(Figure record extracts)
##########

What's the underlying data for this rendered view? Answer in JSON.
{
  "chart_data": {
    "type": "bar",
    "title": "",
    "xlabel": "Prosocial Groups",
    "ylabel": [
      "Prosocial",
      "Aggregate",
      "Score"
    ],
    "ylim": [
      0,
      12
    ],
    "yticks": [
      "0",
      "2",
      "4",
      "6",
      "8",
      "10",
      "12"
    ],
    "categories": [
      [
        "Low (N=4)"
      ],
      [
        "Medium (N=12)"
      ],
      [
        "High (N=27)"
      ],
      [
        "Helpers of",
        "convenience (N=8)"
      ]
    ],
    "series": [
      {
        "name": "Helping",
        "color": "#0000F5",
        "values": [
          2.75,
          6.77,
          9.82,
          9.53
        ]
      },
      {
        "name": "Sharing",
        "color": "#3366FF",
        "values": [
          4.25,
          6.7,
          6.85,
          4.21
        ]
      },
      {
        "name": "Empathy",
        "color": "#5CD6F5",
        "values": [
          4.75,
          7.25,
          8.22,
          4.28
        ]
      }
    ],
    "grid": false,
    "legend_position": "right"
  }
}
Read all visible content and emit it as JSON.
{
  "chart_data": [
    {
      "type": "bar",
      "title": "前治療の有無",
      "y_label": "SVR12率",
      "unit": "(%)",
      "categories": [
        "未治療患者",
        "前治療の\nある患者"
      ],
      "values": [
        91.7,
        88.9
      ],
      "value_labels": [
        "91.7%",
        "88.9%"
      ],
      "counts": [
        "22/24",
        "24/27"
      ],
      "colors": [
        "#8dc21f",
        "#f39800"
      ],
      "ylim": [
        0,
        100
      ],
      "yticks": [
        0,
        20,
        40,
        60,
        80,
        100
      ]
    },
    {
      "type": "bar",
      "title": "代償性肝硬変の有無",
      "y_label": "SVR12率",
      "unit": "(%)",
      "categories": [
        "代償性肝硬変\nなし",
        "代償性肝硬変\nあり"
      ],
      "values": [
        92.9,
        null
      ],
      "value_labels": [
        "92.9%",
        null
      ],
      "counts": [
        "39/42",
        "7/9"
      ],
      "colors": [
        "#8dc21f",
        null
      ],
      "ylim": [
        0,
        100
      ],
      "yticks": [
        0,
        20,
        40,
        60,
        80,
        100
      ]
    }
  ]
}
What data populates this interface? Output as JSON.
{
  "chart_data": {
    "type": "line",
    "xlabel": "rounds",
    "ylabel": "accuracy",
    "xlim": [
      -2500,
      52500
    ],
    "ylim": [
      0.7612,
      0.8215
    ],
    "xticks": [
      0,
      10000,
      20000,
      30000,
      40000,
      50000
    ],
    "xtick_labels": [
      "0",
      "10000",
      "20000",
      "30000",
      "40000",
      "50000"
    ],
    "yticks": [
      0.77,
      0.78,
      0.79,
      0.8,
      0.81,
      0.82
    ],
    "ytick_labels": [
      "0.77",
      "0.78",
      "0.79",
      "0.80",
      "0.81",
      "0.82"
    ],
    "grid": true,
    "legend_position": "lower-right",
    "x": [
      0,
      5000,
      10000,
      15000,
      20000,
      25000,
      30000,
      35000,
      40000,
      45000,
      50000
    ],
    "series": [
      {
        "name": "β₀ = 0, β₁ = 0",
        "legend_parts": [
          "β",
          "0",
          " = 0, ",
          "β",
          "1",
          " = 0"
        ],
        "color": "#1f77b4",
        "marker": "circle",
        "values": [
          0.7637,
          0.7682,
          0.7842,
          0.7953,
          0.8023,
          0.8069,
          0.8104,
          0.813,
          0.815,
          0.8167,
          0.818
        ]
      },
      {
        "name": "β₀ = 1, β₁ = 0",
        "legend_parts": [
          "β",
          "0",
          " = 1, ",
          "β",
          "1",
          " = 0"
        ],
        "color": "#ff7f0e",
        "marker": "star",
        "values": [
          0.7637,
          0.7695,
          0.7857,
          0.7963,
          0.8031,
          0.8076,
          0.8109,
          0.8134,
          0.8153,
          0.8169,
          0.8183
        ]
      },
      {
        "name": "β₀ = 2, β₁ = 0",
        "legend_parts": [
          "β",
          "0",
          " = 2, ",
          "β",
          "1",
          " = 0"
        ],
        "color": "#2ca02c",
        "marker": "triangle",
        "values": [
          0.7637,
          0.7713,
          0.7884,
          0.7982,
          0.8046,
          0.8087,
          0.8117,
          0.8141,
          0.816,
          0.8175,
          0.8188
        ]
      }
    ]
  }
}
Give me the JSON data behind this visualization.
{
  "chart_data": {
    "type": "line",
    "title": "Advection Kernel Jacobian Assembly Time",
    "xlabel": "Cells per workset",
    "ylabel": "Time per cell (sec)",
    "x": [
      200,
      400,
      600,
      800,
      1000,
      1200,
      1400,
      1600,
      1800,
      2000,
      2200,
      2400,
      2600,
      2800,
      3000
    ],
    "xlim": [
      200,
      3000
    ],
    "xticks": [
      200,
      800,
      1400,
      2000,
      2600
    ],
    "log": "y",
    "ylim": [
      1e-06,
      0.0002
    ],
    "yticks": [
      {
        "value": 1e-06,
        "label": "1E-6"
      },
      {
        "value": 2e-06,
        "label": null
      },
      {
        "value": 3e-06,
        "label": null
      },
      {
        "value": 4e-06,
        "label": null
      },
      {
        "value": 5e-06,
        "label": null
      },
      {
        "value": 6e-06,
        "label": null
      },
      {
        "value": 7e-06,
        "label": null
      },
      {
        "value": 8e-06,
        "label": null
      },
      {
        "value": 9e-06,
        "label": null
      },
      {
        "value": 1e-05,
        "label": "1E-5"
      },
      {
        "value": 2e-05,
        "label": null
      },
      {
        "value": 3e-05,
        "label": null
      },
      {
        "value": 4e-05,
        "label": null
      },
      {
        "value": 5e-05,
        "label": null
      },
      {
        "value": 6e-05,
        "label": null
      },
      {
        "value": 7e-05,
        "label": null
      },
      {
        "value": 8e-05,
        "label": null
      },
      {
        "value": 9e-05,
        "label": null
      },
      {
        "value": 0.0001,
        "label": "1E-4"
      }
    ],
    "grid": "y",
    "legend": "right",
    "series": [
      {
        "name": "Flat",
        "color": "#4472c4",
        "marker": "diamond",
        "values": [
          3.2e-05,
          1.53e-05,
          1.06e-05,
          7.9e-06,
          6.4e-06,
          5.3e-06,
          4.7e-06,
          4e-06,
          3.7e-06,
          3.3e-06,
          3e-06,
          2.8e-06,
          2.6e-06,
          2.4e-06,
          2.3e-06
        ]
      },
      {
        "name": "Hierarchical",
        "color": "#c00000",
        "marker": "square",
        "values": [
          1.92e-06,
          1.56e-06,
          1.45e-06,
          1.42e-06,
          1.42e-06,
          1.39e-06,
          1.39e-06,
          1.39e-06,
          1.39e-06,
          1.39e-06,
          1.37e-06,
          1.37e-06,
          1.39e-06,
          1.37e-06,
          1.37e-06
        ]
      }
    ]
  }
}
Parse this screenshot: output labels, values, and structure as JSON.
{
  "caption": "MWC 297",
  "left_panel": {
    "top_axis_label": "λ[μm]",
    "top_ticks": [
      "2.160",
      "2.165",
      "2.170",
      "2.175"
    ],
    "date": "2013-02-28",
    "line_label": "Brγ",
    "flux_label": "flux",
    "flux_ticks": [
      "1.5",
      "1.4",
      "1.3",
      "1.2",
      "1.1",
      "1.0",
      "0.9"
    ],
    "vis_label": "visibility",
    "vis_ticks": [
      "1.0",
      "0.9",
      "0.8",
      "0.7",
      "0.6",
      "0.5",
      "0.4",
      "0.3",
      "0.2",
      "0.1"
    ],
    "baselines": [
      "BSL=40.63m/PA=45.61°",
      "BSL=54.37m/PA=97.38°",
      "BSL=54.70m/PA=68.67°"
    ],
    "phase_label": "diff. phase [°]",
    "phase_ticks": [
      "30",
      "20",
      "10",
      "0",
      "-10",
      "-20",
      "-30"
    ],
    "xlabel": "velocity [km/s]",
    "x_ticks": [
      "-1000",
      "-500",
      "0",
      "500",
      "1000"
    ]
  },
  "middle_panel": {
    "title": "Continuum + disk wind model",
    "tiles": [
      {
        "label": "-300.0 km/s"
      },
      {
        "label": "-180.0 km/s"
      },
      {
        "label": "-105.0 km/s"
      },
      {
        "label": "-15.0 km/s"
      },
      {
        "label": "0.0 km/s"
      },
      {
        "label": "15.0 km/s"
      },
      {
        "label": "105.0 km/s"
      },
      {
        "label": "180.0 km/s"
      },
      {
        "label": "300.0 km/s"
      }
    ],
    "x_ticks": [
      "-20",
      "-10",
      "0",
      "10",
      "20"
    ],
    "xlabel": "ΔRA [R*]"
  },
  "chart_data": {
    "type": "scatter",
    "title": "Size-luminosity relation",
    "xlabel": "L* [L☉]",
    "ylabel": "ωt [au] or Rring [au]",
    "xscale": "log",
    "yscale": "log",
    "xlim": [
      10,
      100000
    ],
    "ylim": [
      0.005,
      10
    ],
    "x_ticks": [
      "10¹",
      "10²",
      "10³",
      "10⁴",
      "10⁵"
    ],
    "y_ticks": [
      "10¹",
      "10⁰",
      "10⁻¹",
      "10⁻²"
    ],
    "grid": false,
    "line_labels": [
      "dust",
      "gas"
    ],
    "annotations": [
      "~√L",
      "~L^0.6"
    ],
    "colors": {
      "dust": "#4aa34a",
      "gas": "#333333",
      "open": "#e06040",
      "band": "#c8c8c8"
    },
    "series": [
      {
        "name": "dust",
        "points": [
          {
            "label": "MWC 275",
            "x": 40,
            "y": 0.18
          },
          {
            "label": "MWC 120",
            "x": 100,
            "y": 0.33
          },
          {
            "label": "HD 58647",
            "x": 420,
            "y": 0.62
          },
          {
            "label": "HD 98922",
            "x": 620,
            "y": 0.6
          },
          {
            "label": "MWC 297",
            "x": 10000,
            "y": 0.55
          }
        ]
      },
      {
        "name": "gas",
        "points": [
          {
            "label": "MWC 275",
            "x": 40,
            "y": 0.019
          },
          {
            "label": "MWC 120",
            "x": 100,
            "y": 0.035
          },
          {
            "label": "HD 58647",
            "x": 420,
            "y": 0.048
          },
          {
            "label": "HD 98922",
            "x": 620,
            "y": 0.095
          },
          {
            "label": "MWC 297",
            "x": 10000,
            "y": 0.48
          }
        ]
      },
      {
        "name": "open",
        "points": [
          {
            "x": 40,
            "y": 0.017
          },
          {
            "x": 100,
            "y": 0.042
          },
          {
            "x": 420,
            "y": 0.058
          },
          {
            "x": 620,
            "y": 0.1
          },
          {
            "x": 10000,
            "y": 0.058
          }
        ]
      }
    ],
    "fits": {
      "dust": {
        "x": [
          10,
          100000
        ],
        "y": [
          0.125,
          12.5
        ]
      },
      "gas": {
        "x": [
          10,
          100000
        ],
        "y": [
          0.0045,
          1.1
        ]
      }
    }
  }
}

##########

■ **CHALLENGE**:
Using the records above, find and show each line with the string "right".

■ **THE RESPONSE**:
    "legend_position": "right"
    "legend_position": "lower-right",
    "legend": "right",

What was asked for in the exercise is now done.